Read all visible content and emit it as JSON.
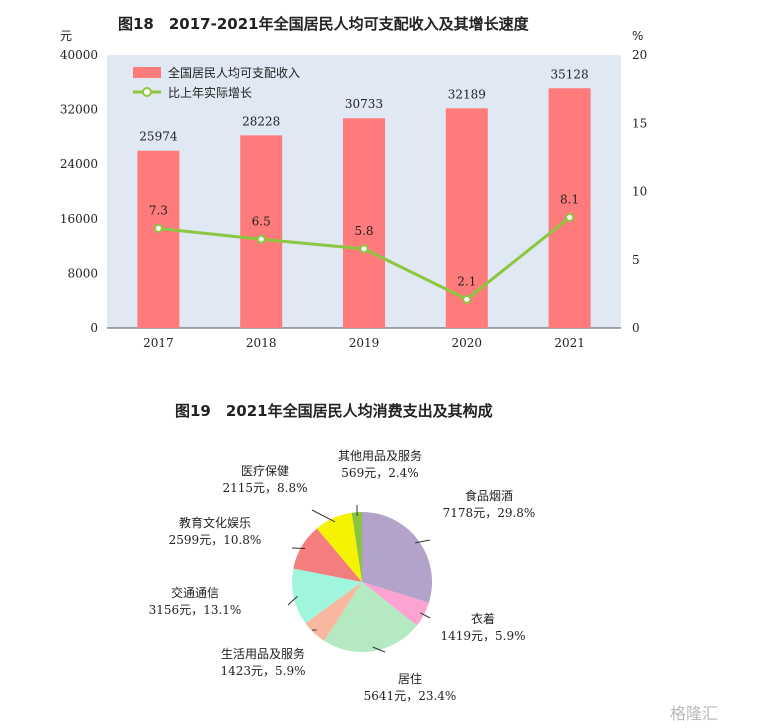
{
  "chart_data": [
    {
      "type": "bar+line",
      "title": "图18　2017-2021年全国居民人均可支配收入及其增长速度",
      "categories": [
        "2017",
        "2018",
        "2019",
        "2020",
        "2021"
      ],
      "left_unit": "元",
      "right_unit": "%",
      "left_ticks": [
        "0",
        "8000",
        "16000",
        "24000",
        "32000",
        "40000"
      ],
      "right_ticks": [
        "0",
        "5",
        "10",
        "15",
        "20"
      ],
      "ylim_left": [
        0,
        40000
      ],
      "ylim_right": [
        0,
        20
      ],
      "series": [
        {
          "name": "全国居民人均可支配收入",
          "kind": "bar",
          "axis": "left",
          "values": [
            25974,
            28228,
            30733,
            32189,
            35128
          ],
          "labels": [
            "25974",
            "28228",
            "30733",
            "32189",
            "35128"
          ]
        },
        {
          "name": "比上年实际增长",
          "kind": "line",
          "axis": "right",
          "values": [
            7.3,
            6.5,
            5.8,
            2.1,
            8.1
          ],
          "labels": [
            "7.3",
            "6.5",
            "5.8",
            "2.1",
            "8.1"
          ]
        }
      ],
      "legend_position": "top-left",
      "colors": {
        "bar": "#fe7b7b",
        "line": "#8dc63f",
        "plot_bg": "#dfe8f3"
      }
    },
    {
      "type": "pie",
      "title": "图19　2021年全国居民人均消费支出及其构成",
      "slices": [
        {
          "name": "食品烟酒",
          "value": 7178,
          "percent": 29.8,
          "text": "7178元，29.8%",
          "color": "#b3a2c9"
        },
        {
          "name": "衣着",
          "value": 1419,
          "percent": 5.9,
          "text": "1419元，5.9%",
          "color": "#fca3d2"
        },
        {
          "name": "居住",
          "value": 5641,
          "percent": 23.4,
          "text": "5641元，23.4%",
          "color": "#b4e9c1"
        },
        {
          "name": "生活用品及服务",
          "value": 1423,
          "percent": 5.9,
          "text": "1423元，5.9%",
          "color": "#f8b8a0"
        },
        {
          "name": "交通通信",
          "value": 3156,
          "percent": 13.1,
          "text": "3156元，13.1%",
          "color": "#9ff6dc"
        },
        {
          "name": "教育文化娱乐",
          "value": 2599,
          "percent": 10.8,
          "text": "2599元，10.8%",
          "color": "#f47e7e"
        },
        {
          "name": "医疗保健",
          "value": 2115,
          "percent": 8.8,
          "text": "2115元，8.8%",
          "color": "#f5f301"
        },
        {
          "name": "其他用品及服务",
          "value": 569,
          "percent": 2.4,
          "text": "569元，2.4%",
          "color": "#8bc53f"
        }
      ]
    }
  ],
  "watermark": "格隆汇"
}
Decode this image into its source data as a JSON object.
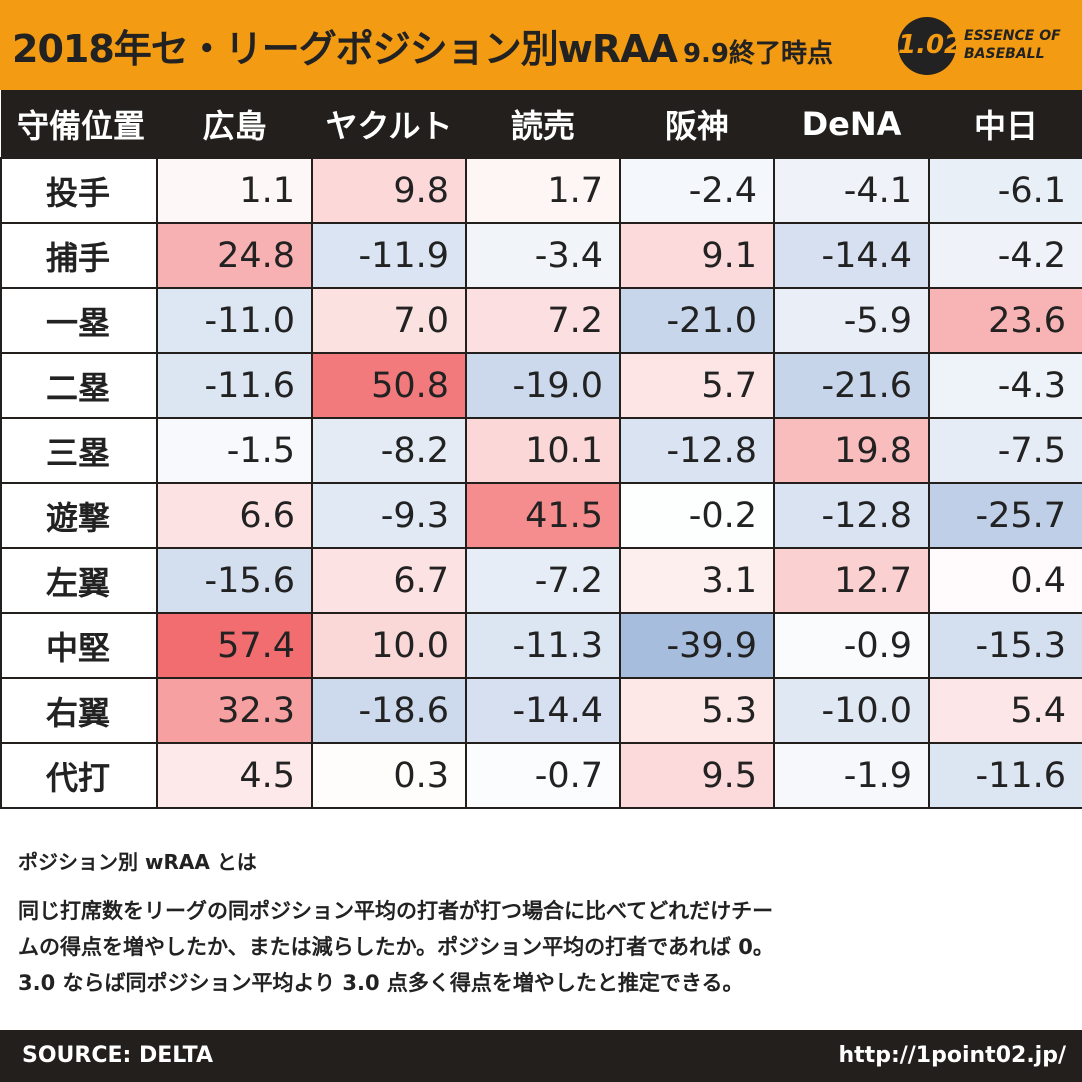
{
  "header": {
    "title": "2018年セ・リーグポジション別wRAA",
    "subtitle": "9.9終了時点",
    "logo_number": "1.02",
    "logo_line1": "ESSENCE OF",
    "logo_line2": "BASEBALL"
  },
  "chart_data": {
    "type": "table",
    "title": "2018年セ・リーグポジション別wRAA 9.9終了時点",
    "row_header_label": "守備位置",
    "columns": [
      "広島",
      "ヤクルト",
      "読売",
      "阪神",
      "DeNA",
      "中日"
    ],
    "rows": [
      {
        "position": "投手",
        "values": [
          "1.1",
          "9.8",
          "1.7",
          "-2.4",
          "-4.1",
          "-6.1"
        ]
      },
      {
        "position": "捕手",
        "values": [
          "24.8",
          "-11.9",
          "-3.4",
          "9.1",
          "-14.4",
          "-4.2"
        ]
      },
      {
        "position": "一塁",
        "values": [
          "-11.0",
          "7.0",
          "7.2",
          "-21.0",
          "-5.9",
          "23.6"
        ]
      },
      {
        "position": "二塁",
        "values": [
          "-11.6",
          "50.8",
          "-19.0",
          "5.7",
          "-21.6",
          "-4.3"
        ]
      },
      {
        "position": "三塁",
        "values": [
          "-1.5",
          "-8.2",
          "10.1",
          "-12.8",
          "19.8",
          "-7.5"
        ]
      },
      {
        "position": "遊撃",
        "values": [
          "6.6",
          "-9.3",
          "41.5",
          "-0.2",
          "-12.8",
          "-25.7"
        ]
      },
      {
        "position": "左翼",
        "values": [
          "-15.6",
          "6.7",
          "-7.2",
          "3.1",
          "12.7",
          "0.4"
        ]
      },
      {
        "position": "中堅",
        "values": [
          "57.4",
          "10.0",
          "-11.3",
          "-39.9",
          "-0.9",
          "-15.3"
        ]
      },
      {
        "position": "右翼",
        "values": [
          "32.3",
          "-18.6",
          "-14.4",
          "5.3",
          "-10.0",
          "5.4"
        ]
      },
      {
        "position": "代打",
        "values": [
          "4.5",
          "0.3",
          "-0.7",
          "9.5",
          "-1.9",
          "-11.6"
        ]
      }
    ],
    "color_scale": {
      "positive": "#f26d6f",
      "negative": "#8aa8d4",
      "neutral": "#ffffff"
    }
  },
  "note": {
    "title": "ポジション別 wRAA とは",
    "line1": "同じ打席数をリーグの同ポジション平均の打者が打つ場合に比べてどれだけチー",
    "line2": "ムの得点を増やしたか、または減らしたか。ポジション平均の打者であれば 0。",
    "line3": "3.0 ならば同ポジション平均より 3.0 点多く得点を増やしたと推定できる。"
  },
  "footer": {
    "source": "SOURCE: DELTA",
    "url": "http://1point02.jp/"
  }
}
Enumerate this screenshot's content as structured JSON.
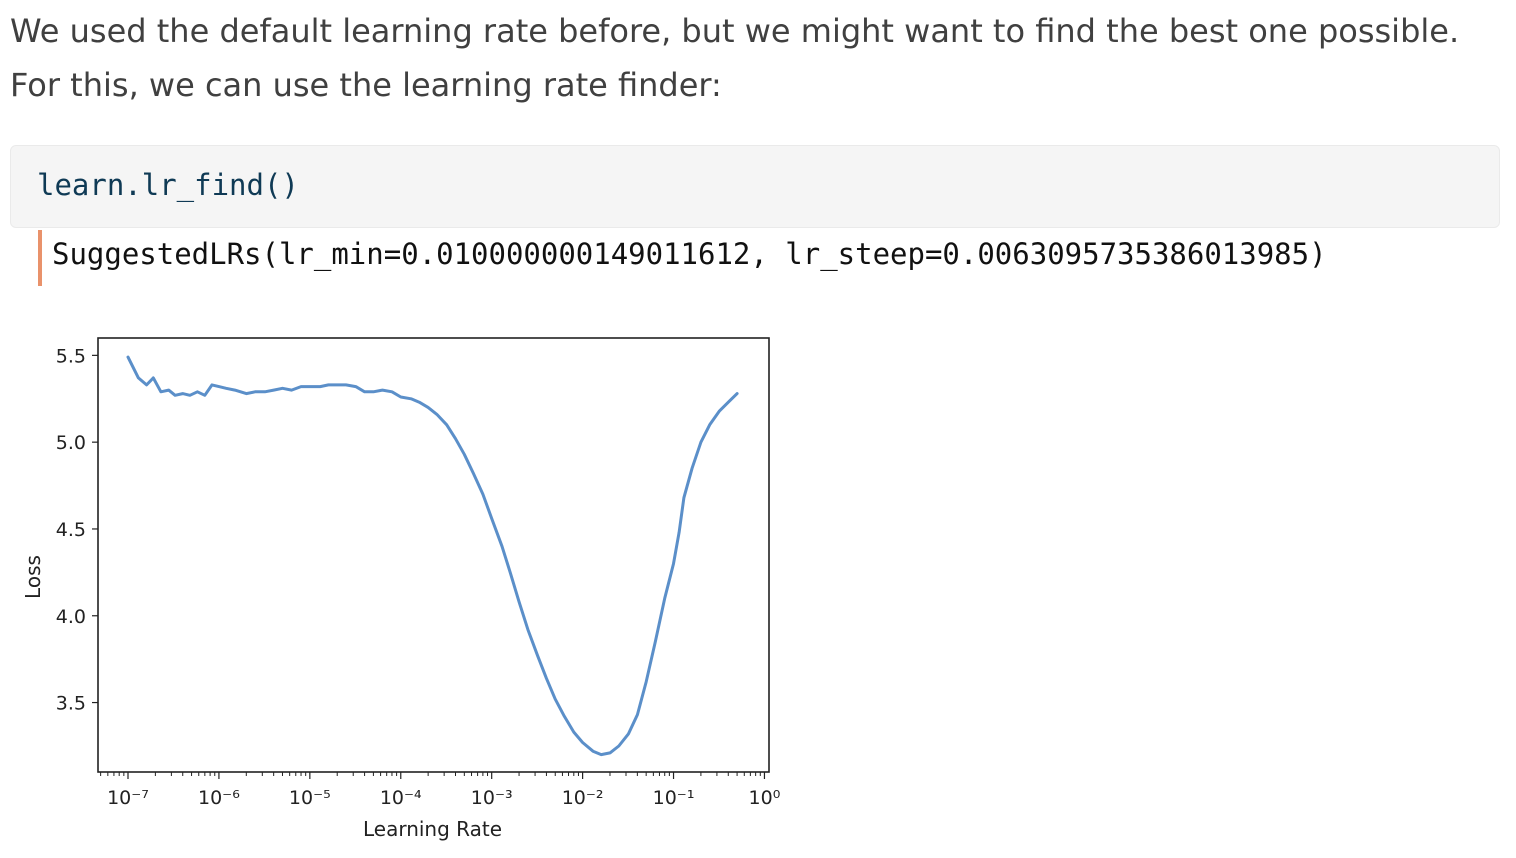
{
  "prose": {
    "text": "We used the default learning rate before, but we might want to find the best one possible. For this, we can use the learning rate finder:"
  },
  "code": {
    "input": "learn.lr_find()",
    "output": "SuggestedLRs(lr_min=0.010000000149011612, lr_steep=0.0063095735386013985)"
  },
  "colors": {
    "accent_bar": "#e9926b",
    "line": "#5b8fc9",
    "code_bg": "#f5f5f5"
  },
  "chart_data": {
    "type": "line",
    "title": "",
    "xlabel": "Learning Rate",
    "ylabel": "Loss",
    "xscale": "log",
    "xlim": [
      1e-07,
      1
    ],
    "ylim": [
      3.1,
      5.6
    ],
    "grid": false,
    "x_ticks": [
      {
        "label": "10⁻⁷",
        "value": 1e-07
      },
      {
        "label": "10⁻⁶",
        "value": 1e-06
      },
      {
        "label": "10⁻⁵",
        "value": 1e-05
      },
      {
        "label": "10⁻⁴",
        "value": 0.0001
      },
      {
        "label": "10⁻³",
        "value": 0.001
      },
      {
        "label": "10⁻²",
        "value": 0.01
      },
      {
        "label": "10⁻¹",
        "value": 0.1
      },
      {
        "label": "10⁰",
        "value": 1
      }
    ],
    "y_ticks": [
      {
        "label": "3.5",
        "value": 3.5
      },
      {
        "label": "4.0",
        "value": 4.0
      },
      {
        "label": "4.5",
        "value": 4.5
      },
      {
        "label": "5.0",
        "value": 5.0
      },
      {
        "label": "5.5",
        "value": 5.5
      }
    ],
    "series": [
      {
        "x": [
          1e-07,
          1.3e-07,
          1.6e-07,
          1.9e-07,
          2.3e-07,
          2.8e-07,
          3.3e-07,
          4e-07,
          4.8e-07,
          5.8e-07,
          7e-07,
          8.4e-07,
          1e-06,
          1.2e-06,
          1.5e-06,
          2e-06,
          2.5e-06,
          3.2e-06,
          4e-06,
          5e-06,
          6.3e-06,
          8e-06,
          1e-05,
          1.3e-05,
          1.6e-05,
          2e-05,
          2.5e-05,
          3.2e-05,
          4e-05,
          5e-05,
          6.3e-05,
          8e-05,
          0.0001,
          0.00013,
          0.00016,
          0.0002,
          0.00025,
          0.00032,
          0.0004,
          0.0005,
          0.00063,
          0.0008,
          0.001,
          0.0013,
          0.0016,
          0.002,
          0.0025,
          0.0032,
          0.004,
          0.005,
          0.0063,
          0.008,
          0.01,
          0.013,
          0.016,
          0.02,
          0.025,
          0.032,
          0.04,
          0.05,
          0.063,
          0.08,
          0.1,
          0.115,
          0.13,
          0.16,
          0.2,
          0.25,
          0.32,
          0.4,
          0.5
        ],
        "y": [
          5.49,
          5.37,
          5.33,
          5.37,
          5.29,
          5.3,
          5.27,
          5.28,
          5.27,
          5.29,
          5.27,
          5.33,
          5.32,
          5.31,
          5.3,
          5.28,
          5.29,
          5.29,
          5.3,
          5.31,
          5.3,
          5.32,
          5.32,
          5.32,
          5.33,
          5.33,
          5.33,
          5.32,
          5.29,
          5.29,
          5.3,
          5.29,
          5.26,
          5.25,
          5.23,
          5.2,
          5.16,
          5.1,
          5.02,
          4.93,
          4.82,
          4.7,
          4.56,
          4.4,
          4.25,
          4.08,
          3.92,
          3.77,
          3.64,
          3.52,
          3.42,
          3.33,
          3.27,
          3.22,
          3.2,
          3.21,
          3.25,
          3.32,
          3.43,
          3.62,
          3.85,
          4.1,
          4.3,
          4.48,
          4.68,
          4.85,
          5.0,
          5.1,
          5.18,
          5.23,
          5.28
        ]
      }
    ]
  }
}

What needs to be done
Give only the number of lines in the data that include the string "percent".

Result for this exercise
8